## START DATA EXTRACT

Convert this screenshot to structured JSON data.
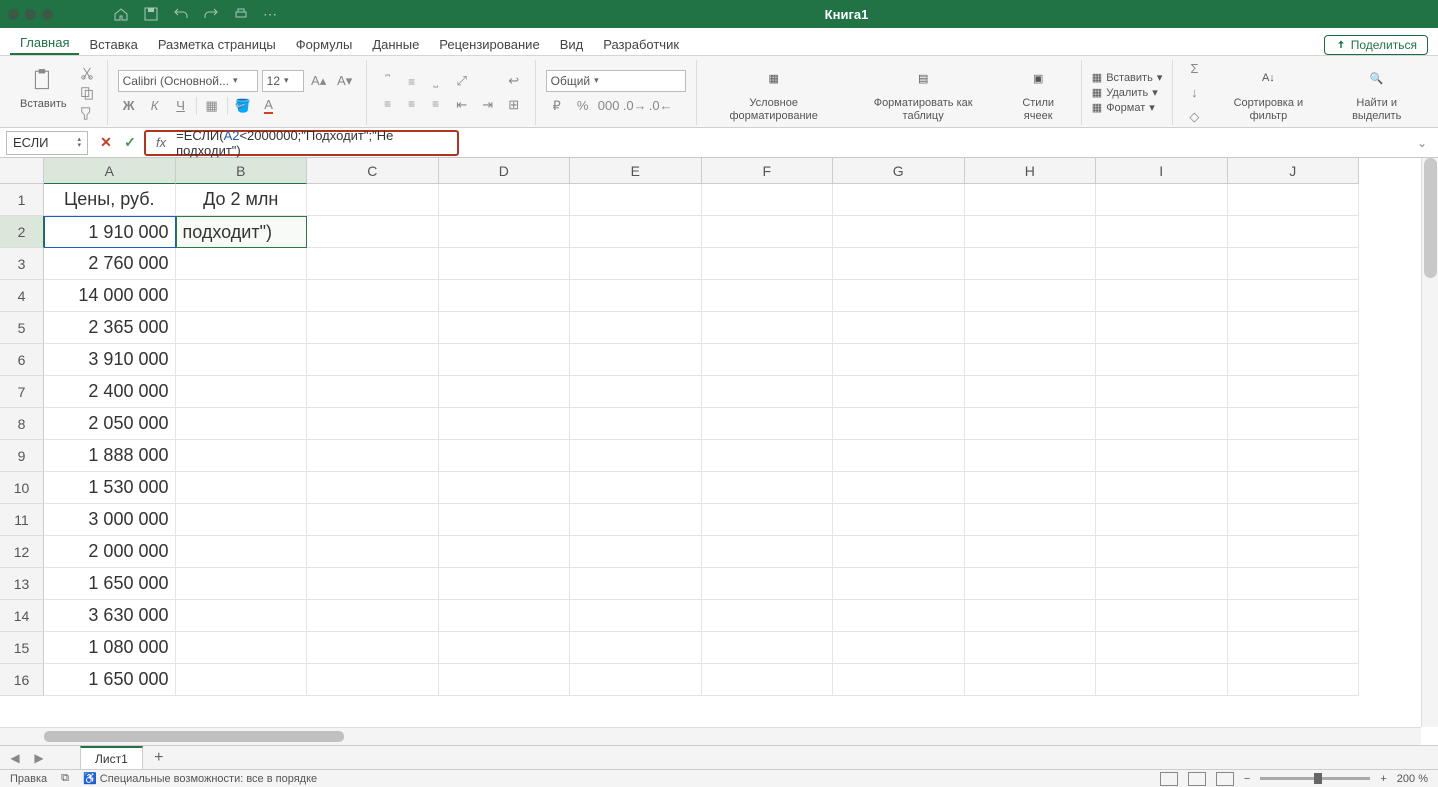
{
  "title": "Книга1",
  "tabs": [
    "Главная",
    "Вставка",
    "Разметка страницы",
    "Формулы",
    "Данные",
    "Рецензирование",
    "Вид",
    "Разработчик"
  ],
  "active_tab": "Главная",
  "share_label": "Поделиться",
  "ribbon": {
    "paste": "Вставить",
    "font_name": "Calibri (Основной...",
    "font_size": "12",
    "number_format": "Общий",
    "cond_format": "Условное форматирование",
    "fmt_table": "Форматировать как таблицу",
    "cell_styles": "Стили ячеек",
    "insert": "Вставить",
    "delete": "Удалить",
    "format": "Формат",
    "sort_filter": "Сортировка и фильтр",
    "find_select": "Найти и выделить"
  },
  "namebox": "ЕСЛИ",
  "formula": {
    "prefix": "=ЕСЛИ(",
    "ref": "A2",
    "rest": "<2000000;\"Подходит\";\"Не подходит\")"
  },
  "columns": [
    "A",
    "B",
    "C",
    "D",
    "E",
    "F",
    "G",
    "H",
    "I",
    "J"
  ],
  "rows": [
    "1",
    "2",
    "3",
    "4",
    "5",
    "6",
    "7",
    "8",
    "9",
    "10",
    "11",
    "12",
    "13",
    "14",
    "15",
    "16"
  ],
  "cells": {
    "A1": "Цены, руб.",
    "B1": "До 2 млн",
    "B2": "подходит\")",
    "A": [
      "1 910 000",
      "2 760 000",
      "14 000 000",
      "2 365 000",
      "3 910 000",
      "2 400 000",
      "2 050 000",
      "1 888 000",
      "1 530 000",
      "3 000 000",
      "2 000 000",
      "1 650 000",
      "3 630 000",
      "1 080 000",
      "1 650 000"
    ]
  },
  "sheet_tab": "Лист1",
  "status": {
    "mode": "Правка",
    "accessibility": "Специальные возможности: все в порядке",
    "zoom": "200 %"
  }
}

## END DATA EXTRACT

THE EXERCISE: Reproduce every record above exactly, omitting the pictures.

RESULT:
Convert this screenshot to structured JSON data.
{
  "title": "Книга1",
  "tabs": [
    "Главная",
    "Вставка",
    "Разметка страницы",
    "Формулы",
    "Данные",
    "Рецензирование",
    "Вид",
    "Разработчик"
  ],
  "active_tab": "Главная",
  "share_label": "Поделиться",
  "ribbon": {
    "paste": "Вставить",
    "font_name": "Calibri (Основной...",
    "font_size": "12",
    "number_format": "Общий",
    "cond_format": "Условное форматирование",
    "fmt_table": "Форматировать как таблицу",
    "cell_styles": "Стили ячеек",
    "insert": "Вставить",
    "delete": "Удалить",
    "format": "Формат",
    "sort_filter": "Сортировка и фильтр",
    "find_select": "Найти и выделить"
  },
  "namebox": "ЕСЛИ",
  "formula": {
    "prefix": "=ЕСЛИ(",
    "ref": "A2",
    "rest": "<2000000;\"Подходит\";\"Не подходит\")"
  },
  "columns": [
    "A",
    "B",
    "C",
    "D",
    "E",
    "F",
    "G",
    "H",
    "I",
    "J"
  ],
  "rows": [
    "1",
    "2",
    "3",
    "4",
    "5",
    "6",
    "7",
    "8",
    "9",
    "10",
    "11",
    "12",
    "13",
    "14",
    "15",
    "16"
  ],
  "cells": {
    "A1": "Цены, руб.",
    "B1": "До 2 млн",
    "B2": "подходит\")",
    "A": [
      "1 910 000",
      "2 760 000",
      "14 000 000",
      "2 365 000",
      "3 910 000",
      "2 400 000",
      "2 050 000",
      "1 888 000",
      "1 530 000",
      "3 000 000",
      "2 000 000",
      "1 650 000",
      "3 630 000",
      "1 080 000",
      "1 650 000"
    ]
  },
  "sheet_tab": "Лист1",
  "status": {
    "mode": "Правка",
    "accessibility": "Специальные возможности: все в порядке",
    "zoom": "200 %"
  }
}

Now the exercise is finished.